Problem to solve:
Count how many lines of the material below have the word "Dashboard" and give only the number.

Collected data
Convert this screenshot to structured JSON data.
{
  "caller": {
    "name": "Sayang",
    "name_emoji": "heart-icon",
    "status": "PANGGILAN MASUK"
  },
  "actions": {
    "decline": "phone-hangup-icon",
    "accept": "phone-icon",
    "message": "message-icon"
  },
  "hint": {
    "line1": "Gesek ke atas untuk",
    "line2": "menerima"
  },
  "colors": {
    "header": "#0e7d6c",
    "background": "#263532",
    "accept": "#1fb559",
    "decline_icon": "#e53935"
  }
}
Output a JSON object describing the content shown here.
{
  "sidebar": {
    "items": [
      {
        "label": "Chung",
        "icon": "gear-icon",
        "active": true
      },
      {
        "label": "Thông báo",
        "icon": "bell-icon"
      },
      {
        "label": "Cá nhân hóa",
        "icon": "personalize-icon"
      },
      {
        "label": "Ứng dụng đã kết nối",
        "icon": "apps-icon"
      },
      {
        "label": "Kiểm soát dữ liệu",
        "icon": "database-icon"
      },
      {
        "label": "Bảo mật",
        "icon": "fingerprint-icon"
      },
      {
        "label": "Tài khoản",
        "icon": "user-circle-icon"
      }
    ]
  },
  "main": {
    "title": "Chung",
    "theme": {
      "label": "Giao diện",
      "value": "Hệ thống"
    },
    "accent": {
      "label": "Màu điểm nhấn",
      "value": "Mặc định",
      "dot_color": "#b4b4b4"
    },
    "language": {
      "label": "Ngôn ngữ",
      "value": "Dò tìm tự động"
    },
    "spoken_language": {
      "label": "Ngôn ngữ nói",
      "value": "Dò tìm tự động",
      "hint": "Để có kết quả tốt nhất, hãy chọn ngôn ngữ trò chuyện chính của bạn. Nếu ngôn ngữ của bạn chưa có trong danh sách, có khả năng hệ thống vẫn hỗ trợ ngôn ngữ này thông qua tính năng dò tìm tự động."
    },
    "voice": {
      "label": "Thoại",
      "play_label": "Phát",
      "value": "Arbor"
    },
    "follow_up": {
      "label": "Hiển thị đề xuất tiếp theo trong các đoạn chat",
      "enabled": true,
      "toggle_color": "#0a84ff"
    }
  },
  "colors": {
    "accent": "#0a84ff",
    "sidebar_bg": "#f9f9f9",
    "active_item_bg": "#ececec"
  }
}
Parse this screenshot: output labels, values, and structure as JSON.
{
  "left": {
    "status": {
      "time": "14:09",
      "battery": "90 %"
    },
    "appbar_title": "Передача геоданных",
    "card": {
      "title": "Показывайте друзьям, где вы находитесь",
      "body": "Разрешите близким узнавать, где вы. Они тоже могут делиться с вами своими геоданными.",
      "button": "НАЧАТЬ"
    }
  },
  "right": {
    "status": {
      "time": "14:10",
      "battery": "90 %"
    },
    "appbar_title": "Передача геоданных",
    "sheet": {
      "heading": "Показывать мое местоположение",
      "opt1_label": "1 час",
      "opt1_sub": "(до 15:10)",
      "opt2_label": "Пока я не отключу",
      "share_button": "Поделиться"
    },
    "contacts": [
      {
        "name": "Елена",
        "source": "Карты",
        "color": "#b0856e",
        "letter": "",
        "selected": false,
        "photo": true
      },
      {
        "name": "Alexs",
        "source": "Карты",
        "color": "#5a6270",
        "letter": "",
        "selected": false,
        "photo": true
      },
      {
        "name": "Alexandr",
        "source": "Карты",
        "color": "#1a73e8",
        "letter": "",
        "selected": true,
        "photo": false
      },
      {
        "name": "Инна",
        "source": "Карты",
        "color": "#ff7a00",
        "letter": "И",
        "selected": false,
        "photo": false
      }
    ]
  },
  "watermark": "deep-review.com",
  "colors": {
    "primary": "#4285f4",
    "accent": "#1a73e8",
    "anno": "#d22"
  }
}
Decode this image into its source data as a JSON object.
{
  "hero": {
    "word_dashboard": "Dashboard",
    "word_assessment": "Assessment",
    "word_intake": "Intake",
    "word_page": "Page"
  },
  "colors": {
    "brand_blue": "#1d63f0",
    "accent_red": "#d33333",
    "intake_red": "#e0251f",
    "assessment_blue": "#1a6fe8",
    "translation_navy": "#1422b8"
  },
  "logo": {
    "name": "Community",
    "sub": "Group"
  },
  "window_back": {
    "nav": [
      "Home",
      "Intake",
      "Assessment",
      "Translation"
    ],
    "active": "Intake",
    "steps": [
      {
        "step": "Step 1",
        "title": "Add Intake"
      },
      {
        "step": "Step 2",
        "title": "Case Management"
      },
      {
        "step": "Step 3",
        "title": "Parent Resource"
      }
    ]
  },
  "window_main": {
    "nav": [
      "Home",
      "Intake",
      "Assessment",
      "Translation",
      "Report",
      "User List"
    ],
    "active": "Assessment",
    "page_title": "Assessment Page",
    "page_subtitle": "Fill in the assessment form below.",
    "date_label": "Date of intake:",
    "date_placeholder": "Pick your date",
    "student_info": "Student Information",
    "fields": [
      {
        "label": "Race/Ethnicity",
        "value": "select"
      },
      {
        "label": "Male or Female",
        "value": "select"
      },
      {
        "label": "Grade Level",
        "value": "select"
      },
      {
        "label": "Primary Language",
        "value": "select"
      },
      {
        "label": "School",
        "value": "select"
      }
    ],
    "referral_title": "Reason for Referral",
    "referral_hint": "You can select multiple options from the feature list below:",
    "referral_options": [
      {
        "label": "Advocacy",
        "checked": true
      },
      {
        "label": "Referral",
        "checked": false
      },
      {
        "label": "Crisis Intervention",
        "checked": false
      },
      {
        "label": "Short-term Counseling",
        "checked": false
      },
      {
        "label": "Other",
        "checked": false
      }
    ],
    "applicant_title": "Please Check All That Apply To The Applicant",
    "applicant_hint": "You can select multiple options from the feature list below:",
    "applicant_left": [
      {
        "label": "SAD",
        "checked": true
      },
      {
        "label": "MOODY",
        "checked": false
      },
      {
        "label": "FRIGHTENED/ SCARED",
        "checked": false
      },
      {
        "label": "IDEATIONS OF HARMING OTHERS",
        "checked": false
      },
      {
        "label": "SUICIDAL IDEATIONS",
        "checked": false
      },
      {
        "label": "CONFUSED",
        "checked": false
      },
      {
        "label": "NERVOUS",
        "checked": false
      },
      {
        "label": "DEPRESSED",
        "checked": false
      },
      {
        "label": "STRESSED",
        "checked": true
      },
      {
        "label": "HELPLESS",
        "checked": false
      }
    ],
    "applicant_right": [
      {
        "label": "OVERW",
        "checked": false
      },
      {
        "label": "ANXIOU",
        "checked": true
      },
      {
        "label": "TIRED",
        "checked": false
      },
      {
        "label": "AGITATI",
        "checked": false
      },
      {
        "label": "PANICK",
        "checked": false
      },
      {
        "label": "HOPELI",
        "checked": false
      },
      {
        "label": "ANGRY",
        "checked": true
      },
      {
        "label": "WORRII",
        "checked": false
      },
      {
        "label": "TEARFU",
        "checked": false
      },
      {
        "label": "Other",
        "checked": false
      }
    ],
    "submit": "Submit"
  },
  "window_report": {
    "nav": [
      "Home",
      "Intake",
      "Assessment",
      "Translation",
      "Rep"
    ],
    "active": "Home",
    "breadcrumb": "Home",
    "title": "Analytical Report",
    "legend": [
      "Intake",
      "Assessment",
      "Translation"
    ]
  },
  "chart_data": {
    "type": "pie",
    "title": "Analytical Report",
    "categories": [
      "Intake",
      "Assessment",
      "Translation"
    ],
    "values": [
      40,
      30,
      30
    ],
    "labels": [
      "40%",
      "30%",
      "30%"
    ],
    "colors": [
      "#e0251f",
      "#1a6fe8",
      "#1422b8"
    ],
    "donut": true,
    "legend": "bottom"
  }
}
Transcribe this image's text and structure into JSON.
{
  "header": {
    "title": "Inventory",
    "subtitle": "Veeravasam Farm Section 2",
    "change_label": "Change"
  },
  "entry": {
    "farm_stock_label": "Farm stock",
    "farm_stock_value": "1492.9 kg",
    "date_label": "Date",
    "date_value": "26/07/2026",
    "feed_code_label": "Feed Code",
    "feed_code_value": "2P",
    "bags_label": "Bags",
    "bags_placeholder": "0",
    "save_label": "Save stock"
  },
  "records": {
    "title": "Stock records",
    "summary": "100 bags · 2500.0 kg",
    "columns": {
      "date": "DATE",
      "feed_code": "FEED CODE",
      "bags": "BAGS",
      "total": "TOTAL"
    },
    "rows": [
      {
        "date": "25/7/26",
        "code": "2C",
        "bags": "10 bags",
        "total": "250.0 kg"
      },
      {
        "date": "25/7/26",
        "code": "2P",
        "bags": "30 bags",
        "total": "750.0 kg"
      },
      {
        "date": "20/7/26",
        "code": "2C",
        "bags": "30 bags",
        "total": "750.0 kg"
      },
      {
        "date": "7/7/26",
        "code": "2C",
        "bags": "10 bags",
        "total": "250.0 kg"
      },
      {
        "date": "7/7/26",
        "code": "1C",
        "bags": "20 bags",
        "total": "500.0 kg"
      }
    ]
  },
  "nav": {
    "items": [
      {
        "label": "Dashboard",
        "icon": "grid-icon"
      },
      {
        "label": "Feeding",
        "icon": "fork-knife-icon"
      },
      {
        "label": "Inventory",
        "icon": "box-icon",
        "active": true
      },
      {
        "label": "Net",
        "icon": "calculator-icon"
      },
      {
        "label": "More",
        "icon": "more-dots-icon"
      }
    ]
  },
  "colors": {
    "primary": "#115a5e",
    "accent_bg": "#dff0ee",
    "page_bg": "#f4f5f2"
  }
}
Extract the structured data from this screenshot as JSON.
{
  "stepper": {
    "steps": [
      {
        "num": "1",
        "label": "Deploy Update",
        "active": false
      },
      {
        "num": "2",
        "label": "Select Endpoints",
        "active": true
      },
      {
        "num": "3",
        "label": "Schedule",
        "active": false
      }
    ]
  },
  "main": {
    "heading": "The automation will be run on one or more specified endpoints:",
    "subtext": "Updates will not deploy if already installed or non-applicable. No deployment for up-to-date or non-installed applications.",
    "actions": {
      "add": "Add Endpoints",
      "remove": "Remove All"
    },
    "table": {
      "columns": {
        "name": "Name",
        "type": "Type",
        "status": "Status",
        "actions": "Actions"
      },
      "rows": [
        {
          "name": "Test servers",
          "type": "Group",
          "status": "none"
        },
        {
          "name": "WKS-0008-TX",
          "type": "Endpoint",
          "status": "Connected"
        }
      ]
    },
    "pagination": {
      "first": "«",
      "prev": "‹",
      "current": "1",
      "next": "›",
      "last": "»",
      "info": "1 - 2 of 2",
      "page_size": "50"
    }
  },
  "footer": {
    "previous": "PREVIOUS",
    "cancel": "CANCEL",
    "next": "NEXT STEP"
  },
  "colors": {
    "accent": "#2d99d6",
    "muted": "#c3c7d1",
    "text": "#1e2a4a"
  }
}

Solution for this task:
2